> Provided material:
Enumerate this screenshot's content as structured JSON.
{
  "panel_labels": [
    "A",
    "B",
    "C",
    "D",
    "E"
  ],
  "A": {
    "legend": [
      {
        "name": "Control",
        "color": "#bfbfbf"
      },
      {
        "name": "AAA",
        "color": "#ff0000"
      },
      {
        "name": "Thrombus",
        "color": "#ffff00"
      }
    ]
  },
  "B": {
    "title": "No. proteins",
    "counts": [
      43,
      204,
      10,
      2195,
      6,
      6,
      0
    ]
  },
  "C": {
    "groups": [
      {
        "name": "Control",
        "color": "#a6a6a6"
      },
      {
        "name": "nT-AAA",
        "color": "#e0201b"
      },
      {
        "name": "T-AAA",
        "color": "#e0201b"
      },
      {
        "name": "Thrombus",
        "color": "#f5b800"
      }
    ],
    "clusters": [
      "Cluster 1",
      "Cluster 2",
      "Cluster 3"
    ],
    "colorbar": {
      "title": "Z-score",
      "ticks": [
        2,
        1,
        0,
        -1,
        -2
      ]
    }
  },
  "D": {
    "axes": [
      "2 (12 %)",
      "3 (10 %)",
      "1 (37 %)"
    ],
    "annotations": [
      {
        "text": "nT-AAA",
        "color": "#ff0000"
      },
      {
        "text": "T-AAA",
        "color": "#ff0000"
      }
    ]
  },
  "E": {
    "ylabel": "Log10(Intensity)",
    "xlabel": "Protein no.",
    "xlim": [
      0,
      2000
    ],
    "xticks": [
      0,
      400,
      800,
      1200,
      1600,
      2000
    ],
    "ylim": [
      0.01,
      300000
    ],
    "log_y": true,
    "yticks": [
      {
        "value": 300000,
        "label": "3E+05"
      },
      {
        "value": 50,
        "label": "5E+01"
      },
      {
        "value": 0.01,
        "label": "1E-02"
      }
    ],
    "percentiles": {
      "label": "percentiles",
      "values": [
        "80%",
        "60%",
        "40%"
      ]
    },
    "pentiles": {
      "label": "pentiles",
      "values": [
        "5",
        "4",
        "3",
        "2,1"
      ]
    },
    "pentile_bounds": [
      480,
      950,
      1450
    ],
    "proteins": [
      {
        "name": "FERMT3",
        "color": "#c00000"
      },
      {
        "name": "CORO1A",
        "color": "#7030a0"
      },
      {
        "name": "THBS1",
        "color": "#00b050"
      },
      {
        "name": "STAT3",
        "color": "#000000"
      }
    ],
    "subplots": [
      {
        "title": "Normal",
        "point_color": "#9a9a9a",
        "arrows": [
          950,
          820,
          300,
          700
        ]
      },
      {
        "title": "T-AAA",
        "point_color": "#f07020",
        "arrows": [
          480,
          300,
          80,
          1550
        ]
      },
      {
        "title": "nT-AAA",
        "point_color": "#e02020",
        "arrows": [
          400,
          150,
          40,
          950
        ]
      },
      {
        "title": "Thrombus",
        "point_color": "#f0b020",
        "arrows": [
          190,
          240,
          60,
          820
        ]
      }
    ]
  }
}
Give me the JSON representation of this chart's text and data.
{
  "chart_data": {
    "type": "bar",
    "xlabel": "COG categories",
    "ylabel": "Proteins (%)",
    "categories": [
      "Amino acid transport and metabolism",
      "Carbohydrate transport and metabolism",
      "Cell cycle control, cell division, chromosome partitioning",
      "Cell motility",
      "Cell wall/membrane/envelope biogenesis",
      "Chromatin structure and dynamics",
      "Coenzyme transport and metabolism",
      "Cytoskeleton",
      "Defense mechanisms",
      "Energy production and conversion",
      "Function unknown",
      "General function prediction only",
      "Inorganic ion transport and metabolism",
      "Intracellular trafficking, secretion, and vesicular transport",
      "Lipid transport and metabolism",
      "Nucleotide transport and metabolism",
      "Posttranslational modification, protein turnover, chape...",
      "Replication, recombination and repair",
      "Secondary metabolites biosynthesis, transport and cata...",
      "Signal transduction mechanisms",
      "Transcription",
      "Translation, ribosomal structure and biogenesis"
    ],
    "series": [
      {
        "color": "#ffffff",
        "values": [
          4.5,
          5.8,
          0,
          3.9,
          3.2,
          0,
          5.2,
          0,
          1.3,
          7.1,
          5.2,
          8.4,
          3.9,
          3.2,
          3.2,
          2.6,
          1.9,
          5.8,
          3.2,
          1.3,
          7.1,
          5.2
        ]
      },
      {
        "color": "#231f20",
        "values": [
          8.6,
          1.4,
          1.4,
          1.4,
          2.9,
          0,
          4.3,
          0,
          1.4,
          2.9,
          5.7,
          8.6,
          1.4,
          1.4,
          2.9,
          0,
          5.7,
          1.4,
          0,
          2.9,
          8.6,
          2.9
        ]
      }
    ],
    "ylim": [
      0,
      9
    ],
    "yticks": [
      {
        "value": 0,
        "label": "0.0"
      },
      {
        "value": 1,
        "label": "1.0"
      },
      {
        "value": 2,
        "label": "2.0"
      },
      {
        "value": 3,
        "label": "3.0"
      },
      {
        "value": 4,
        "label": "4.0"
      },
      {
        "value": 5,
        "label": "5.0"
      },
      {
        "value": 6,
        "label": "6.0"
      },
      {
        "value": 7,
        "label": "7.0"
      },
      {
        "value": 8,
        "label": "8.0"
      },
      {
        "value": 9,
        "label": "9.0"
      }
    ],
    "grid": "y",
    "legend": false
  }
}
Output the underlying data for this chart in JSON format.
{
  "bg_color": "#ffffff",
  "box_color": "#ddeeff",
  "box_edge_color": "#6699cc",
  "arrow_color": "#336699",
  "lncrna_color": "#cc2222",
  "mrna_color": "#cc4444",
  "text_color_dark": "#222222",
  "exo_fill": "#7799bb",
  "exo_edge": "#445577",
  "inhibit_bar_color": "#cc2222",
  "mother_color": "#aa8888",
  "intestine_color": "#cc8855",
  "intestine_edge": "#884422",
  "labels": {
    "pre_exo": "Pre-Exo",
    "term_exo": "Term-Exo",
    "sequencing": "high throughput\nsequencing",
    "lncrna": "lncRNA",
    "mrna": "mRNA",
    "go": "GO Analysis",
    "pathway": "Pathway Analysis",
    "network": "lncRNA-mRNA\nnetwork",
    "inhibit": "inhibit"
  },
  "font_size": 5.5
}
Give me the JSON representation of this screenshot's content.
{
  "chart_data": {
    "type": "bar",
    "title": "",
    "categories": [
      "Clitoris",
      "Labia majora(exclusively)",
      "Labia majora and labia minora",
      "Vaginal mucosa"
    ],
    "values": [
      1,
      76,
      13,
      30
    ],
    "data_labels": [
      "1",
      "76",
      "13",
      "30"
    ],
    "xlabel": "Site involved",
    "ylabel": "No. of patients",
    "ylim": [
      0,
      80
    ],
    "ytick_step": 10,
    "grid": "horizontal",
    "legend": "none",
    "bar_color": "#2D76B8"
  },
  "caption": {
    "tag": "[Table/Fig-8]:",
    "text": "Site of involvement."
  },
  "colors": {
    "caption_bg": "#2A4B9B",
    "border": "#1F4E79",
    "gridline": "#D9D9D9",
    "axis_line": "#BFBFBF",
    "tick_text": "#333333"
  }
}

> Task: All the data above should be restated in full, exactly.

> Task solution:
Enumerate this screenshot's content as structured JSON.
{
  "panel_labels": [
    "A",
    "B",
    "C",
    "D",
    "E"
  ],
  "A": {
    "legend": [
      {
        "name": "Control",
        "color": "#bfbfbf"
      },
      {
        "name": "AAA",
        "color": "#ff0000"
      },
      {
        "name": "Thrombus",
        "color": "#ffff00"
      }
    ]
  },
  "B": {
    "title": "No. proteins",
    "counts": [
      43,
      204,
      10,
      2195,
      6,
      6,
      0
    ]
  },
  "C": {
    "groups": [
      {
        "name": "Control",
        "color": "#a6a6a6"
      },
      {
        "name": "nT-AAA",
        "color": "#e0201b"
      },
      {
        "name": "T-AAA",
        "color": "#e0201b"
      },
      {
        "name": "Thrombus",
        "color": "#f5b800"
      }
    ],
    "clusters": [
      "Cluster 1",
      "Cluster 2",
      "Cluster 3"
    ],
    "colorbar": {
      "title": "Z-score",
      "ticks": [
        2,
        1,
        0,
        -1,
        -2
      ]
    }
  },
  "D": {
    "axes": [
      "2 (12 %)",
      "3 (10 %)",
      "1 (37 %)"
    ],
    "annotations": [
      {
        "text": "nT-AAA",
        "color": "#ff0000"
      },
      {
        "text": "T-AAA",
        "color": "#ff0000"
      }
    ]
  },
  "E": {
    "ylabel": "Log10(Intensity)",
    "xlabel": "Protein no.",
    "xlim": [
      0,
      2000
    ],
    "xticks": [
      0,
      400,
      800,
      1200,
      1600,
      2000
    ],
    "ylim": [
      0.01,
      300000
    ],
    "log_y": true,
    "yticks": [
      {
        "value": 300000,
        "label": "3E+05"
      },
      {
        "value": 50,
        "label": "5E+01"
      },
      {
        "value": 0.01,
        "label": "1E-02"
      }
    ],
    "percentiles": {
      "label": "percentiles",
      "values": [
        "80%",
        "60%",
        "40%"
      ]
    },
    "pentiles": {
      "label": "pentiles",
      "values": [
        "5",
        "4",
        "3",
        "2,1"
      ]
    },
    "pentile_bounds": [
      480,
      950,
      1450
    ],
    "proteins": [
      {
        "name": "FERMT3",
        "color": "#c00000"
      },
      {
        "name": "CORO1A",
        "color": "#7030a0"
      },
      {
        "name": "THBS1",
        "color": "#00b050"
      },
      {
        "name": "STAT3",
        "color": "#000000"
      }
    ],
    "subplots": [
      {
        "title": "Normal",
        "point_color": "#9a9a9a",
        "arrows": [
          950,
          820,
          300,
          700
        ]
      },
      {
        "title": "T-AAA",
        "point_color": "#f07020",
        "arrows": [
          480,
          300,
          80,
          1550
        ]
      },
      {
        "title": "nT-AAA",
        "point_color": "#e02020",
        "arrows": [
          400,
          150,
          40,
          950
        ]
      },
      {
        "title": "Thrombus",
        "point_color": "#f0b020",
        "arrows": [
          190,
          240,
          60,
          820
        ]
      }
    ]
  }
}
Give me the JSON representation of this chart's text and data.
{
  "chart_data": {
    "type": "bar",
    "xlabel": "COG categories",
    "ylabel": "Proteins (%)",
    "categories": [
      "Amino acid transport and metabolism",
      "Carbohydrate transport and metabolism",
      "Cell cycle control, cell division, chromosome partitioning",
      "Cell motility",
      "Cell wall/membrane/envelope biogenesis",
      "Chromatin structure and dynamics",
      "Coenzyme transport and metabolism",
      "Cytoskeleton",
      "Defense mechanisms",
      "Energy production and conversion",
      "Function unknown",
      "General function prediction only",
      "Inorganic ion transport and metabolism",
      "Intracellular trafficking, secretion, and vesicular transport",
      "Lipid transport and metabolism",
      "Nucleotide transport and metabolism",
      "Posttranslational modification, protein turnover, chape...",
      "Replication, recombination and repair",
      "Secondary metabolites biosynthesis, transport and cata...",
      "Signal transduction mechanisms",
      "Transcription",
      "Translation, ribosomal structure and biogenesis"
    ],
    "series": [
      {
        "color": "#ffffff",
        "values": [
          4.5,
          5.8,
          0,
          3.9,
          3.2,
          0,
          5.2,
          0,
          1.3,
          7.1,
          5.2,
          8.4,
          3.9,
          3.2,
          3.2,
          2.6,
          1.9,
          5.8,
          3.2,
          1.3,
          7.1,
          5.2
        ]
      },
      {
        "color": "#231f20",
        "values": [
          8.6,
          1.4,
          1.4,
          1.4,
          2.9,
          0,
          4.3,
          0,
          1.4,
          2.9,
          5.7,
          8.6,
          1.4,
          1.4,
          2.9,
          0,
          5.7,
          1.4,
          0,
          2.9,
          8.6,
          2.9
        ]
      }
    ],
    "ylim": [
      0,
      9
    ],
    "yticks": [
      {
        "value": 0,
        "label": "0.0"
      },
      {
        "value": 1,
        "label": "1.0"
      },
      {
        "value": 2,
        "label": "2.0"
      },
      {
        "value": 3,
        "label": "3.0"
      },
      {
        "value": 4,
        "label": "4.0"
      },
      {
        "value": 5,
        "label": "5.0"
      },
      {
        "value": 6,
        "label": "6.0"
      },
      {
        "value": 7,
        "label": "7.0"
      },
      {
        "value": 8,
        "label": "8.0"
      },
      {
        "value": 9,
        "label": "9.0"
      }
    ],
    "grid": "y",
    "legend": false
  }
}
Output the underlying data for this chart in JSON format.
{
  "bg_color": "#ffffff",
  "box_color": "#ddeeff",
  "box_edge_color": "#6699cc",
  "arrow_color": "#336699",
  "lncrna_color": "#cc2222",
  "mrna_color": "#cc4444",
  "text_color_dark": "#222222",
  "exo_fill": "#7799bb",
  "exo_edge": "#445577",
  "inhibit_bar_color": "#cc2222",
  "mother_color": "#aa8888",
  "intestine_color": "#cc8855",
  "intestine_edge": "#884422",
  "labels": {
    "pre_exo": "Pre-Exo",
    "term_exo": "Term-Exo",
    "sequencing": "high throughput\nsequencing",
    "lncrna": "lncRNA",
    "mrna": "mRNA",
    "go": "GO Analysis",
    "pathway": "Pathway Analysis",
    "network": "lncRNA-mRNA\nnetwork",
    "inhibit": "inhibit"
  },
  "font_size": 5.5
}
Give me the JSON representation of this screenshot's content.
{
  "chart_data": {
    "type": "bar",
    "title": "",
    "categories": [
      "Clitoris",
      "Labia majora(exclusively)",
      "Labia majora and labia minora",
      "Vaginal mucosa"
    ],
    "values": [
      1,
      76,
      13,
      30
    ],
    "data_labels": [
      "1",
      "76",
      "13",
      "30"
    ],
    "xlabel": "Site involved",
    "ylabel": "No. of patients",
    "ylim": [
      0,
      80
    ],
    "ytick_step": 10,
    "grid": "horizontal",
    "legend": "none",
    "bar_color": "#2D76B8"
  },
  "caption": {
    "tag": "[Table/Fig-8]:",
    "text": "Site of involvement."
  },
  "colors": {
    "caption_bg": "#2A4B9B",
    "border": "#1F4E79",
    "gridline": "#D9D9D9",
    "axis_line": "#BFBFBF",
    "tick_text": "#333333"
  }
}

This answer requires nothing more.